Source excerpt:
┏━━

Within the past half century, the main dynamic of America’s gross domestic product world leadership has been generated by an all-time high population of 320 million. This is by far the outstanding growth record of the developed world, comprised of Western Europe (primarily Germany, France and the United Kingdom), Japan and, to a lesser extent, much of Southeast Asia, where consumer demand has awakened as a major factor in these nations’ growth.
But none have come close to the United States’ penchant for consumer products, comprised far beyond subsistence into the arena of luxury, once the habitat of only 1% of the economic upper class. This accelerated consumer demand factor continues to stay at a high 60% level, despite a population boom since the mid-20th century. This has doubled the consumer total, but did not relinquish the appetite for subsistence level as well as discretionary purchases, from which the fast growth population level shows little sign of budging.
But with mid-year 2014 having passed, with post-Great Recession levels generating only modest economic gains and no significant unemployment improvement, the early surge for new automobiles, houses and the unequaled lifestyles not matched by other world leaders may not produce the expected hopes for a 2014 consumer demand rebound.
Although near-zero interest rates, subsidized by the Federal Reserve Board, have kept a seven-year disinflationary interest rate from generating a postrecession inflation comeback, the food and energy segment of the consumer price index is showing signs of a creeping upturn.
Although foodstuffs and gasoline give no indication of previous postrecession surges, the expectation of higher prices in life’s necessities is likely to dampen the purchasing capability of a consumer public beset by generally flat incomes. Also, the previously expected growth economy is now being met with lowered future expectations.
This could lead to a reverse in consumer confidence by the end of summer, causing previously exuberant consumer buying influences to cease. This will reduce annualized 2014 total GDP growth expectations, which are beginning to sag back to the 2% consumer price spending mark. With a nervous mid-term election awaiting, the early year optimism team could be in the process of losing its membership.
Initial public offerings have traditionally vaulted independent businesses into the mainstream of public investment involvement. This expedient, more than any other, has been responsible for generating medium-sized “independents” ($50 million-plus net worth) into substantial growth, especially in economic sectors that have displayed substantial expansion surges.
This has allowed an attraction of public investment funds into these businesses’ growth engines, without saddling them with imponderable debt that could strangle their balance sheets, eventually slowing growth and leading to distress business sales or, at worst, bankruptcy.

┗━━

Data extract:
┏━━

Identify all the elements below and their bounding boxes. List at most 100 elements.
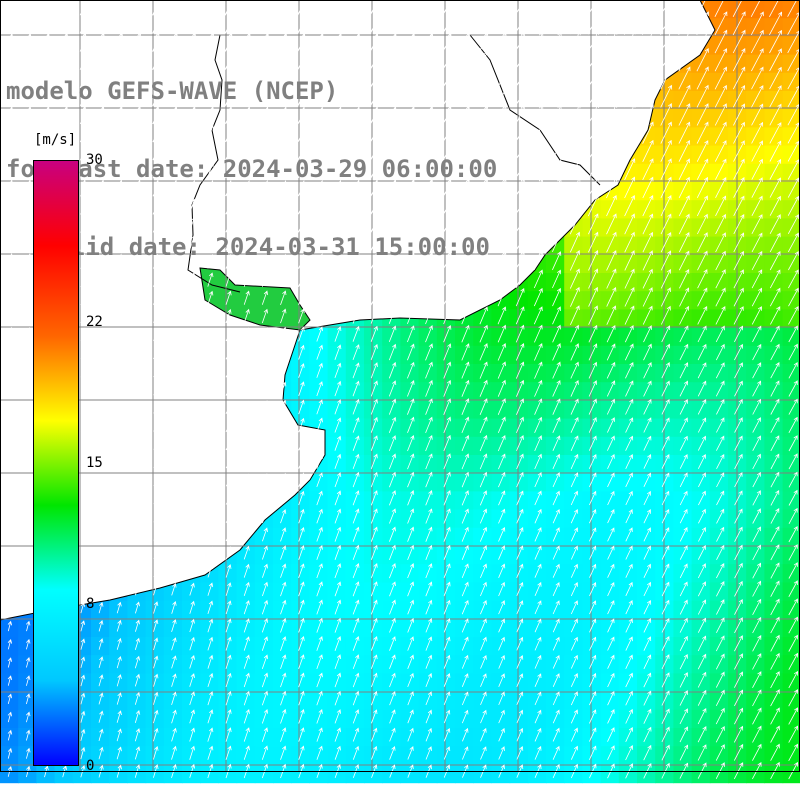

┗━━

Challenges:
(1) From the commentary on U.S. consumer demand, extract everything from "Initial public offerings" down to "at worst, bankruptcy.".
(2) Continue the commentary on U.S. consumer demand from the point where it stops.

Solved tasks:
(1)
Initial public offerings have traditionally vaulted independent businesses into the mainstream of public investment involvement. This expedient, more than any other, has been responsible for generating medium-sized “independents” ($50 million-plus net worth) into substantial growth, especially in economic sectors that have displayed substantial expansion surges.
This has allowed an attraction of public investment funds into these businesses’ growth engines, without saddling them with imponderable debt that could strangle their balance sheets, eventually slowing growth and leading to distress business sales or, at worst, bankruptcy.

(2)
In past postrecession recoveries, such acceleration of “going public” has been a welcome tonic to such intermediate-sized business expansion. In most of these positive developments, management direction and usually substantial ownership have remained with the founder and/or subsequent employees that have been most qualified to keep running these businesses. This stratagem provided the stimulus of private business growth at a time of solid economic recovery.
Disappointingly, such a trend is currently lagging. Financial services, accounting and lending firm Cohn-Reznick says the United States is on track to do only 280 corporate IPOs in 2014. This is less than one-third of the total number researchers estimate should be completed during the year. This is based on the ongoing gross domestic product growth necessary to support the current broader economy’s expansion.
This contemporary IPO trend is particularly disappointing, given the easier access to loans, cost of loans necessary to stimulate IPO activity and attractive interest rates. These experts believe the country should be doing more than 900 IPOs based on the present size of the U.S. economy, of which, historically, 80% of such IPO transactions have been less than $80 million in size.
When attempting to analyze this disappointing lack of IPO intensity — especially in the areas of health care, technology and energy development — one can only conclude that the overall negative political climate, with its penchant for increased regulations and anti-business ownership attitudes, has persuaded many hundreds of prospective IPO candidates to remain with the current ownership status quo.
It also is the reason that incomparable amounts of monetary liquidity are festering on the bottom lines of middle-sized businesses’ balance sheets. It may indicate why the current U.S. equity markets and their established participators are exceeding growth expectation, instead of focusing on the new, expanded business growth formations of previous post-recession recovery epochs.
Corporate overseas profits untaxed
With an increasing number of multibillion dollar U.S. corporations gaining an expansive segment of their revenues outside of the American homeland, it may come as a surprise that in 2013, 1,000 of these companies reported $2.1 trillion of such earnings. This figure indicates a doubling since 2008, according to a report by Audit Analytics, a research firm in Sutton, Mass. Those foreign-based companies also represented a growing percentage of such companies’ total assets, up from 5.8% in 2008 to 8.7% last year.
According to U.S. accounting rules, these companies should provide public and private investors with an estimate in potential taxes if they were to bring these earnings back home. But as one would expect, these giant corporations are given an escape clause which excludes this provision if corporate boards find it impractical to determine a potential tax bill. Of the 10 companies identified in the Audit Analytics report with the largest amount of offshore earnings, only three disclose what their tax liabilities would be if the U.S. tax provisions were enforced on foreign revenue profits.
General Electric, at the top of the revenue heap, does not disclose, but indicates $110 billion of offshore earnings in 2013, according to financial statements, which represent 17% of its total assets.
Other big corporations choosing nondisclosure are Pfizer, with $69 billion in offshore earnings; Merck, with $57.1 billion; and IBM, with $52.3 billion. All these companies hide behind the provision of “unpredictability” of potential U.S. tax payments because the federal government has chosen not to impose such “stress” on these corporations. These titans justify their positions by claiming such increased overseas investment expenses are incurred in their chosen offshore domiciles.
While the pressure of increased disclosure does not seem to emanate from this vast investment community, top management knows their choice is one that meets with favor by the bulk of their investors.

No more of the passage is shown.